Goal:
Find every line below that contains the word "зубьев" and copy it out.

Dataset records:
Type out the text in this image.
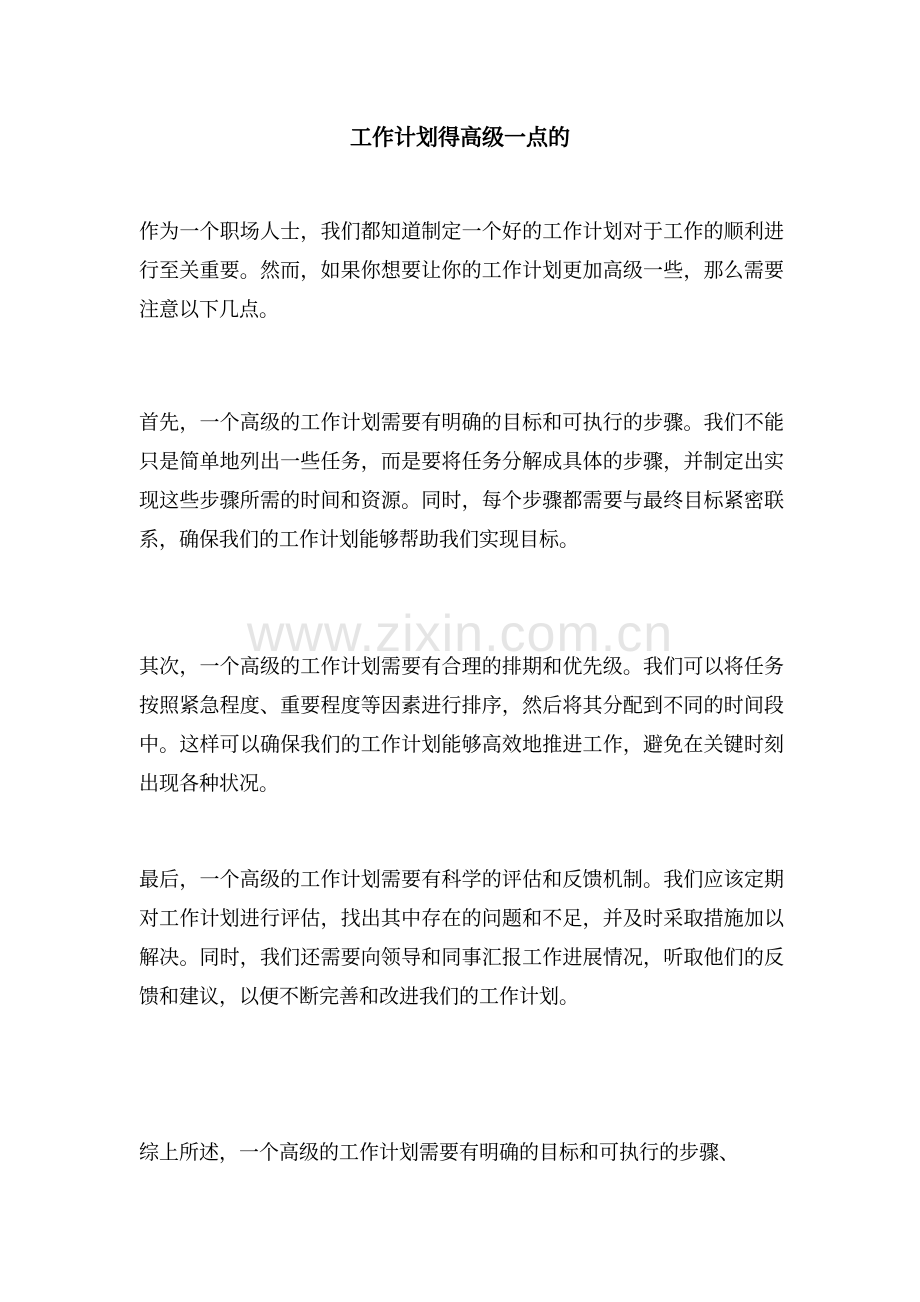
工作计划得高级一点的

作为一个职场人士，我们都知道制定一个好的工作计划对于工作的顺利进行至关重要。然而，如果你想要让你的工作计划更加高级一些，那么需要注意以下几点。

首先，一个高级的工作计划需要有明确的目标和可执行的步骤。我们不能只是简单地列出一些任务，而是要将任务分解成具体的步骤，并制定出实现这些步骤所需的时间和资源。同时，每个步骤都需要与最终目标紧密联系，确保我们的工作计划能够帮助我们实现目标。

其次，一个高级的工作计划需要有合理的排期和优先级。我们可以将任务按照紧急程度、重要程度等因素进行排序，然后将其分配到不同的时间段中。这样可以确保我们的工作计划能够高效地推进工作，避免在关键时刻出现各种状况。

最后，一个高级的工作计划需要有科学的评估和反馈机制。我们应该定期对工作计划进行评估，找出其中存在的问题和不足，并及时采取措施加以解决。同时，我们还需要向领导和同事汇报工作进展情况，听取他们的反馈和建议，以便不断完善和改进我们的工作计划。

综上所述，一个高级的工作计划需要有明确的目标和可执行的步骤、

www.zixin.com.cn
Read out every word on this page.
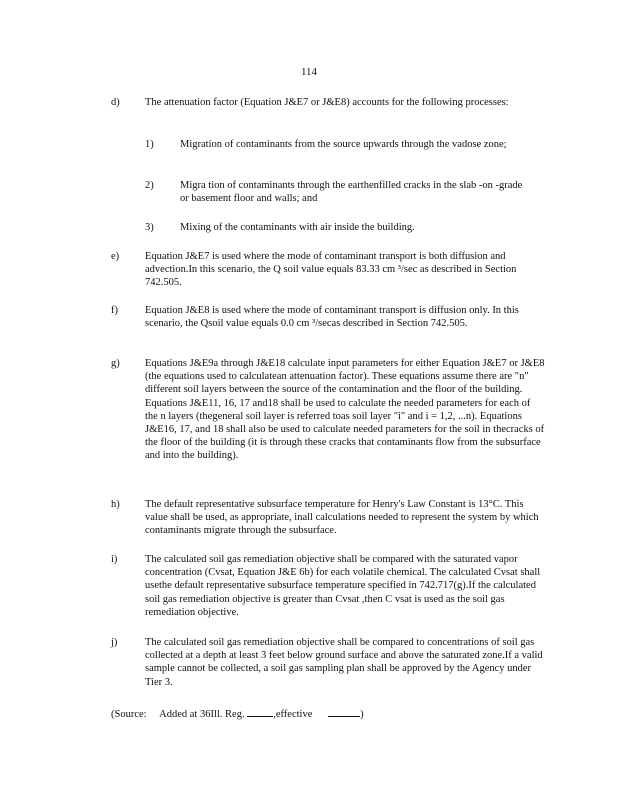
114
d)	The attenuation factor (Equation J&E7 or J&E8) accounts for the following processes:
1)	Migration of contaminants from the source upwards through the vadose zone;
2)	Migra tion of contaminants through the earthenfilled cracks in the slab -on -grade or basement floor and walls; and
3)	Mixing of the contaminants with air inside the building.
e)	Equation J&E7 is used where the mode of contaminant transport is both diffusion and advection.In this scenario, the Q soil value equals 83.33 cm ³/sec as described in Section 742.505.
f)	Equation J&E8 is used where the mode of contaminant transport is diffusion only. In this scenario, the Qsoil value equals 0.0 cm ³/secas described in Section 742.505.
g)	Equations J&E9a through J&E18 calculate input parameters for either Equation J&E7 or J&E8 (the equations used to calculatean attenuation factor). These equations assume there are "n" different soil layers between the source of the contamination and the floor of the building. Equations J&E11, 16, 17 and18 shall be used to calculate the needed parameters for each of the n layers (thegeneral soil layer is referred toas soil layer "i" and i = 1,2, ...n). Equations J&E16, 17, and 18 shall also be used to calculate needed parameters for the soil in thecracks of the floor of the building (it is through these cracks that contaminants flow from the subsurface and into the building).
h)	The default representative subsurface temperature for Henry's Law Constant is 13°C. This value shall be used, as appropriate, inall calculations needed to represent the system by which contaminants migrate through the subsurface.
i)	The calculated soil gas remediation objective shall be compared with the saturated vapor concentration (Cvsat, Equation J&E 6b) for each volatile chemical. The calculated Cvsat shall usethe default representative subsurface temperature specified in 742.717(g).If the calculated soil gas remediation objective is greater than Cvsat ,then C vsat is used as the soil gas remediation objective.
j)	The calculated soil gas remediation objective shall be compared to concentrations of soil gas collected at a depth at least 3 feet below ground surface and above the saturated zone.If a valid sample cannot be collected, a soil gas sampling plan shall be approved by the Agency under Tier 3.
(Source: Added at 36Ill. Reg.	,effective	)
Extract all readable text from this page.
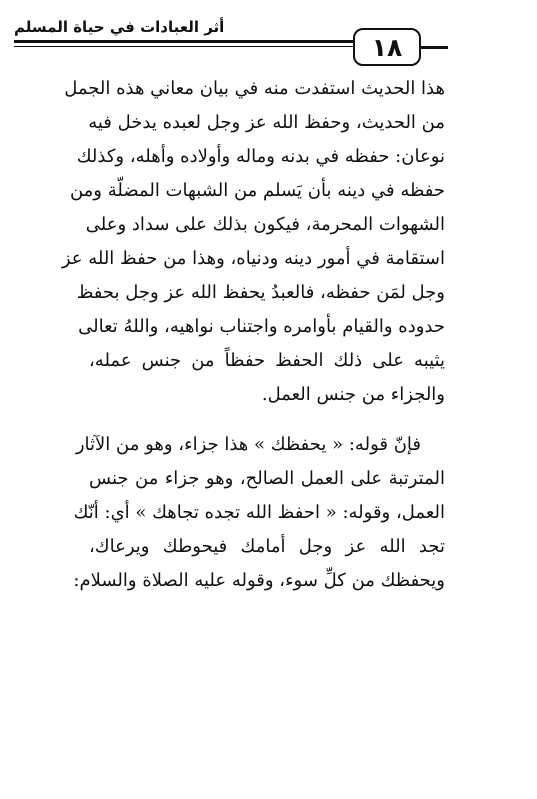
أثر العبادات في حياة المسلم
١٨
هذا الحديث استفدت منه في بيان معاني هذه الجمل
من الحديث، وحفظ الله عز وجل لعبده يدخل فيه
نوعان: حفظه في بدنه وماله وأولاده وأهله، وكذلك
حفظه في دينه بأن يَسلم من الشبهات المضلّة ومن
الشهوات المحرمة، فيكون بذلك على سداد وعلى
استقامة في أمور دينه ودنياه، وهذا من حفظ الله عز
وجل لمَن حفظه، فالعبدُ يحفظ الله عز وجل بحفظ
حدوده والقيام بأوامره واجتناب نواهيه، واللهُ تعالى
يثيبه على ذلك الحفظ حفظاً من جنس عمله،
والجزاء من جنس العمل.
فإنّ قوله: « يحفظك » هذا جزاء، وهو من الآثار
المترتبة على العمل الصالح، وهو جزاء من جنس
العمل، وقوله: « احفظ الله تجده تجاهك » أي: أنّك
تجد الله عز وجل أمامك فيحوطك ويرعاك،
ويحفظك من كلِّ سوء، وقوله عليه الصلاة والسلام:
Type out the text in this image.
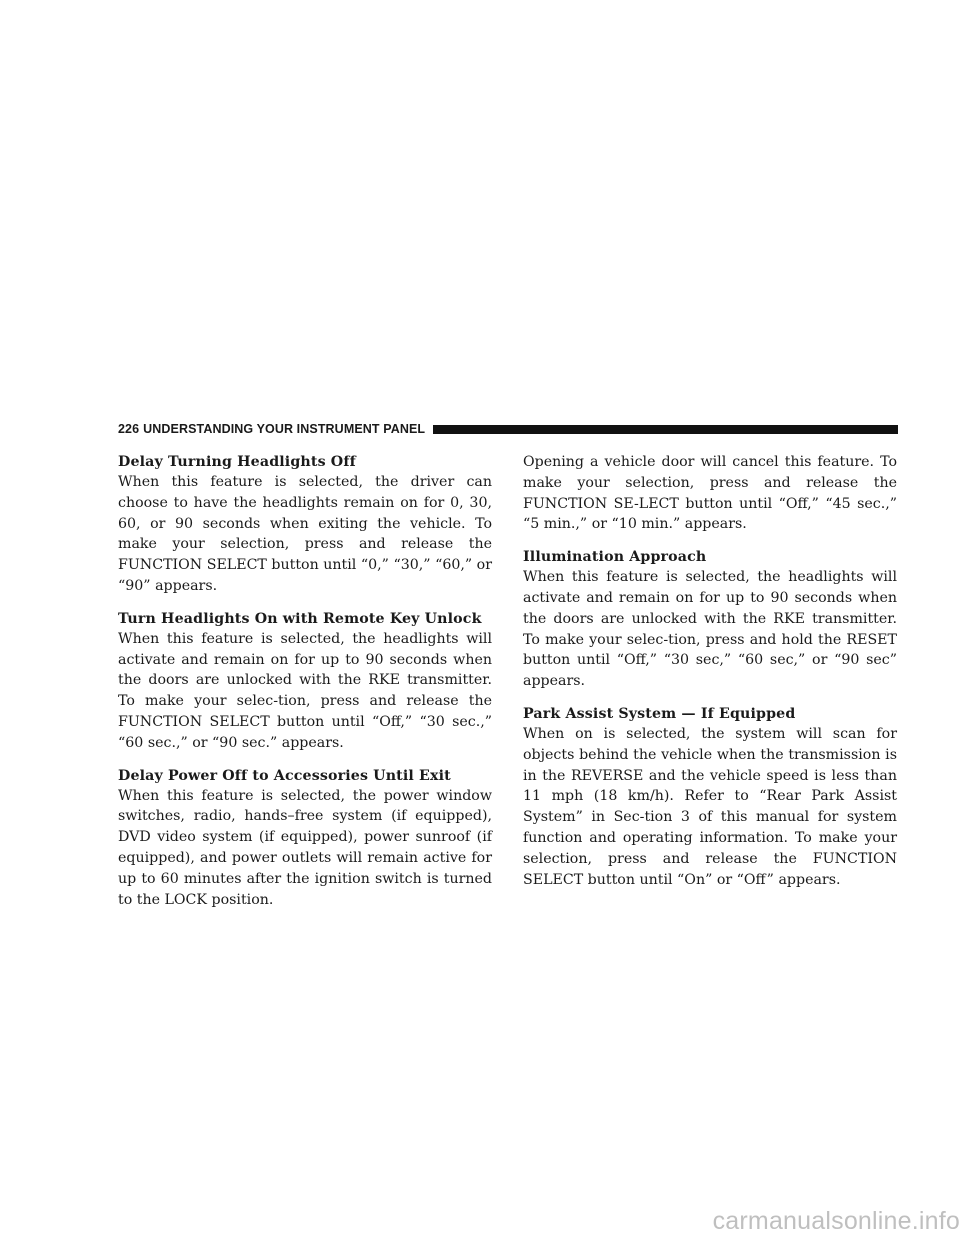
226 UNDERSTANDING YOUR INSTRUMENT PANEL
Delay Turning Headlights Off

When this feature is selected, the driver can choose to have the headlights remain on for 0, 30, 60, or 90 seconds when exiting the vehicle. To make your selection, press and release the FUNCTION SELECT button until “0,” “30,” “60,” or “90” appears.

Turn Headlights On with Remote Key Unlock

When this feature is selected, the headlights will activate and remain on for up to 90 seconds when the doors are unlocked with the RKE transmitter. To make your selec-tion, press and release the FUNCTION SELECT button until “Off,” “30 sec.,” “60 sec.,” or “90 sec.” appears.

Delay Power Off to Accessories Until Exit

When this feature is selected, the power window switches, radio, hands–free system (if equipped), DVD video system (if equipped), power sunroof (if equipped), and power outlets will remain active for up to 60 minutes after the ignition switch is turned to the LOCK position.

Opening a vehicle door will cancel this feature. To make your selection, press and release the FUNCTION SE-LECT button until “Off,” “45 sec.,” “5 min.,” or “10 min.” appears.

Illumination Approach

When this feature is selected, the headlights will activate and remain on for up to 90 seconds when the doors are unlocked with the RKE transmitter. To make your selec-tion, press and hold the RESET button until “Off,” “30 sec,” “60 sec,” or “90 sec” appears.

Park Assist System — If Equipped

When on is selected, the system will scan for objects behind the vehicle when the transmission is in the REVERSE and the vehicle speed is less than 11 mph (18 km/h). Refer to “Rear Park Assist System” in Sec-tion 3 of this manual for system function and operating information. To make your selection, press and release the FUNCTION SELECT button until “On” or “Off” appears.

carmanualsonline.info
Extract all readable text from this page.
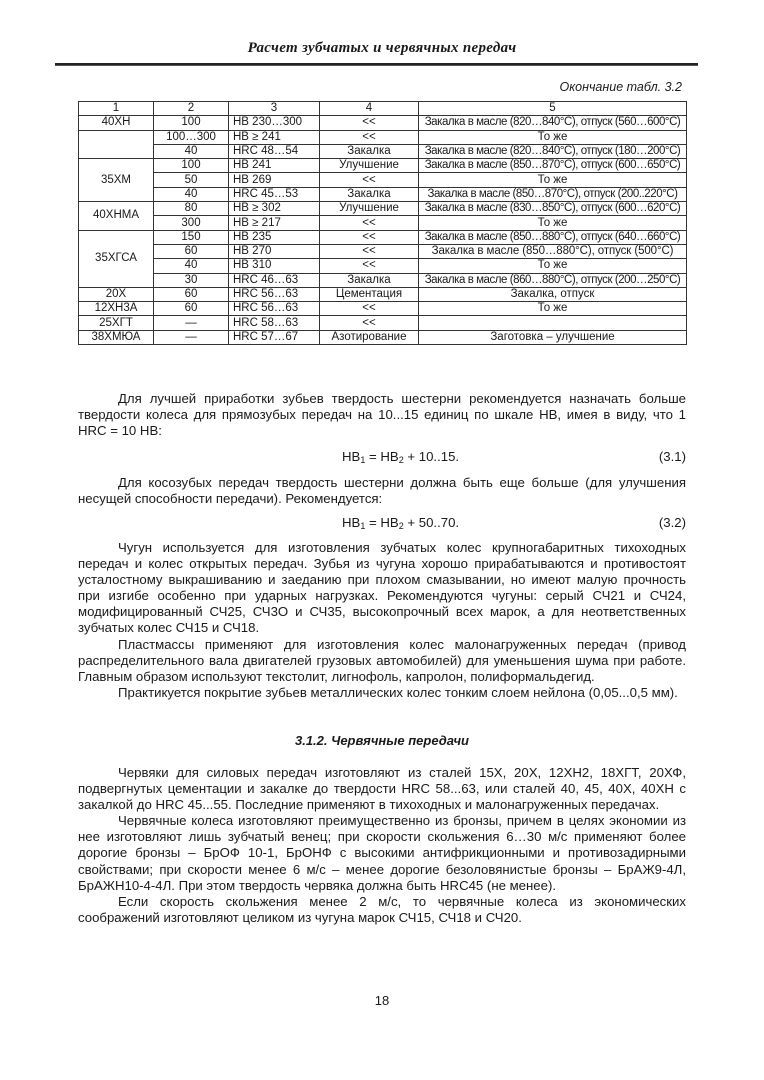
Расчет зубчатых и червячных передач
Окончание табл. 3.2
1	2	3	4	5
40ХН	100	НВ 230…300	<<	Закалка в масле (820…840°С), отпуск (560…600°С)
	100…300	НВ ≥ 241	<<	То же
	40	HRC 48…54	Закалка	Закалка в масле (820…840°С), отпуск (180…200°С)
35ХМ	100	НВ 241	Улучшение	Закалка в масле (850…870°С), отпуск (600…650°С)
	50	НВ 269	<<	То же
	40	HRC 45…53	Закалка	Закалка в масле (850…870°С), отпуск (200..220°С)
40ХНМА	80	НВ ≥ 302	Улучшение	Закалка в масле (830…850°С), отпуск (600…620°С)
	300	НВ ≥ 217	<<	То же
35ХГСА	150	НВ 235	<<	Закалка в масле (850…880°С), отпуск (640…660°С)
	60	НВ 270	<<	Закалка в масле (850…880°С), отпуск (500°С)
	40	НВ 310	<<	То же
	30	HRC 46…63	Закалка	Закалка в масле (860…880°С), отпуск (200…250°С)
20Х	60	HRC 56…63	Цементация	Закалка, отпуск
12ХН3А	60	HRC 56…63	<<	То же
25ХГТ	—	HRC 58…63	<<	
38ХМЮА	—	HRC 57…67	Азотирование	Заготовка – улучшение

Для лучшей приработки зубьев твердость шестерни рекомендуется назначать больше твердости колеса для прямозубых передач на 10...15 единиц по шкале НВ, имея в виду, что 1 HRC = 10 НВ:

$НВ_1 = НВ_2 + 10..15$.	(3.1)

Для косозубых передач твердость шестерни должна быть еще больше (для улучшения несущей способности передачи). Рекомендуется:

$НВ_1 = НВ_2 + 50..70$.	(3.2)

Чугун используется для изготовления зубчатых колес крупногабаритных тихоходных передач и колес открытых передач. Зубья из чугуна хорошо прирабатываются и противостоят усталостному выкрашиванию и заеданию при плохом смазывании, но имеют малую прочность при изгибе особенно при ударных нагрузках. Рекомендуются чугуны: серый СЧ21 и СЧ24, модифицированный СЧ25, СЧ3О и СЧ35, высокопрочный всех марок, а для неответственных зубчатых колес СЧ15 и СЧ18.

Пластмассы применяют для изготовления колес малонагруженных передач (привод распределительного вала двигателей грузовых автомобилей) для уменьшения шума при работе. Главным образом используют текстолит, лигнофоль, капролон, полиформальдегид.

Практикуется покрытие зубьев металлических колес тонким слоем нейлона (0,05...0,5 мм).

3.1.2. Червячные передачи

Червяки для силовых передач изготовляют из сталей 15Х, 20Х, 12ХН2, 18ХГТ, 20ХФ, подвергнутых цементации и закалке до твердости HRC 58...63, или сталей 40, 45, 40Х, 40ХН с закалкой до HRC 45...55. Последние применяют в тихоходных и малонагруженных передачах.

Червячные колеса изготовляют преимущественно из бронзы, причем в целях экономии из нее изготовляют лишь зубчатый венец; при скорости скольжения 6…30 м/с применяют более дорогие бронзы – БрОФ 10-1, БрОНФ с высокими антифрикционными и противозадирными свойствами; при скорости менее 6 м/с – менее дорогие безоловянистые бронзы – БрАЖ9-4Л, БрАЖН10-4-4Л. При этом твердость червяка должна быть HRC45 (не менее).

Если скорость скольжения менее 2 м/с, то червячные колеса из экономических соображений изготовляют целиком из чугуна марок СЧ15, СЧ18 и СЧ20.

18
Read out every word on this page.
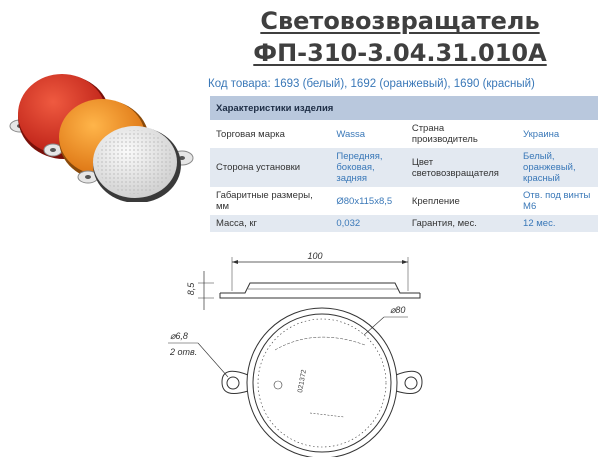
Световозвращатель
ФП-310-3.04.31.010А
Код товара: 1693 (белый), 1692 (оранжевый), 1690 (красный)
Характеристики изделия			
Торговая марка	Wassa	Страна производитель	Украина
Сторона установки	Передняя, боковая, задняя	Цвет световозвращателя	Белый, оранжевый, красный
Габаритные размеры, мм	Ø80x115x8,5	Крепление	Отв. под винты М6
Масса, кг	0,032	Гарантия, мес.	12 мес.
100
8,5
⌀80
⌀6,8
2 отв.
021372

Solution to this exercise:
Для лучшей приработки зубьев твердость шестерни рекомендуется назначать больше твердости колеса для прямозубых передач на 10...15 единиц по шкале НВ, имея в виду, что 1 HRC = 10 НВ:
Практикуется покрытие зубьев металлических колес тонким слоем нейлона (0,05...0,5 мм).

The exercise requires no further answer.